------ Extract ------
On Wednesday, the British spy plane and its two escorts appeared to have flown somewhat closer to Crimea than during the June mission, prompting the Su-27 fly-by.
Russia’s Defense Ministry published video it said was recorded from inside the cockpit of its interceptor on Wednesday evening. According to an accompanying Kremlin statement, the three RAF aircraft “approached to a dangerously close distance” and turned back once the armed Russian jet made an appearance.
Solid confirmation of how close the RAF’s planes got to Crimea and their flight paths was complicated by their distance from shoreside radars, and the disappearance of all three planes from civilian radars for more than an hour, flight tracking data showed.
The Russian military blogger FighterBomber, who is a de facto unofficial Russian Air Force spokesman, contradicted the official account in a Telegram post, saying the British pilots just ignored the Su-27 and flew on their way. Flight tracking data reviewed by Kyiv Post also seemed to undermine Moscow’s narrative, as it showed no change in the British aircraft’s flight path or altitude.
The available flight data, suggests that NATO air operations attempted to make Russian tracking and intercept of the British planes more difficult throughout the mission, by employing various airborne tricks.
------
Activity list:
1 – Condense the paragraph of the Crimea flight article that begins "The Russian military blogger FighterBomber" into a shorter version that keeps its main facts.
2 – From the Crimea flight article, output the passage between "Russia’s Defense Ministry" and "tracking data showed.", inclusive, without changing anything.
------ Extracted records ------
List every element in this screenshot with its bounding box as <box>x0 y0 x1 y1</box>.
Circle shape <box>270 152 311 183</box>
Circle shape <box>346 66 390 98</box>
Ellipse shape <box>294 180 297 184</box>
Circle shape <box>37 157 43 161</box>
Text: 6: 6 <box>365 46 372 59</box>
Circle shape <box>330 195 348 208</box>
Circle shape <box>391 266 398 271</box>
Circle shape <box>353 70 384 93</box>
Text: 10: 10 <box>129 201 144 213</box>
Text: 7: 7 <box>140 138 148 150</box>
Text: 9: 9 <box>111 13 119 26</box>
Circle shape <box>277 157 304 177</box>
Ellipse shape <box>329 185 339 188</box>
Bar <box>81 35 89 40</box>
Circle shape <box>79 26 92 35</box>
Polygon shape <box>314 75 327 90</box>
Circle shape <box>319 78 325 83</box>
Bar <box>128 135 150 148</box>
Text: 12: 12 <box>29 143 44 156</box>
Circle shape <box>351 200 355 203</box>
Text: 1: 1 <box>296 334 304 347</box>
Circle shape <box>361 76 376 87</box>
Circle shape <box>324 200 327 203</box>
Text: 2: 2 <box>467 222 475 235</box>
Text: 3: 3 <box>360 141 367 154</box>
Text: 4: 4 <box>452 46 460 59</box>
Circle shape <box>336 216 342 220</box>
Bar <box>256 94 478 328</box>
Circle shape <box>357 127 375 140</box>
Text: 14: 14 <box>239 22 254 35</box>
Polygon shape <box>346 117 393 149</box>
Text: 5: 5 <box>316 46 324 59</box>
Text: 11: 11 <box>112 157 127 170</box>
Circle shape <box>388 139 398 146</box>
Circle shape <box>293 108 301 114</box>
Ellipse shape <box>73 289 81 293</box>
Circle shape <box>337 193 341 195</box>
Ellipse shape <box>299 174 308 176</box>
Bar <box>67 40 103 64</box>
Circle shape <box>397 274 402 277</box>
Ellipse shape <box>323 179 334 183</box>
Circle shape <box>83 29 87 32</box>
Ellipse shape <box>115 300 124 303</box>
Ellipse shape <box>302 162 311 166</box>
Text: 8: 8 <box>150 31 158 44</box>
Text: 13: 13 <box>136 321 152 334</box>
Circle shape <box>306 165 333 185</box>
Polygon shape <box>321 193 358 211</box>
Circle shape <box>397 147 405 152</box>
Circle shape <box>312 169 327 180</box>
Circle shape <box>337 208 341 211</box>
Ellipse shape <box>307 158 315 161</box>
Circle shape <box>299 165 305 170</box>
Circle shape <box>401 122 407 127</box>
------
Results by task:
1 – FighterBomber, a Russian military blogger who acts as an unofficial Russian Air Force spokesman, disputed the official account on Telegram. He said the British pilots ignored the Su-27 and continued on their way. Flight tracking data reviewed by Kyiv Post also appeared to undercut Moscow's version, because it showed no change in the British aircraft's flight path or altitude.

2 –
Russia’s Defense Ministry published video it said was recorded from inside the cockpit of its interceptor on Wednesday evening. According to an accompanying Kremlin statement, the three RAF aircraft “approached to a dangerously close distance” and turned back once the armed Russian jet made an appearance.
Solid confirmation of how close the RAF’s planes got to Crimea and their flight paths was complicated by their distance from shoreside radars, and the disappearance of all three planes from civilian radars for more than an hour, flight tracking data showed.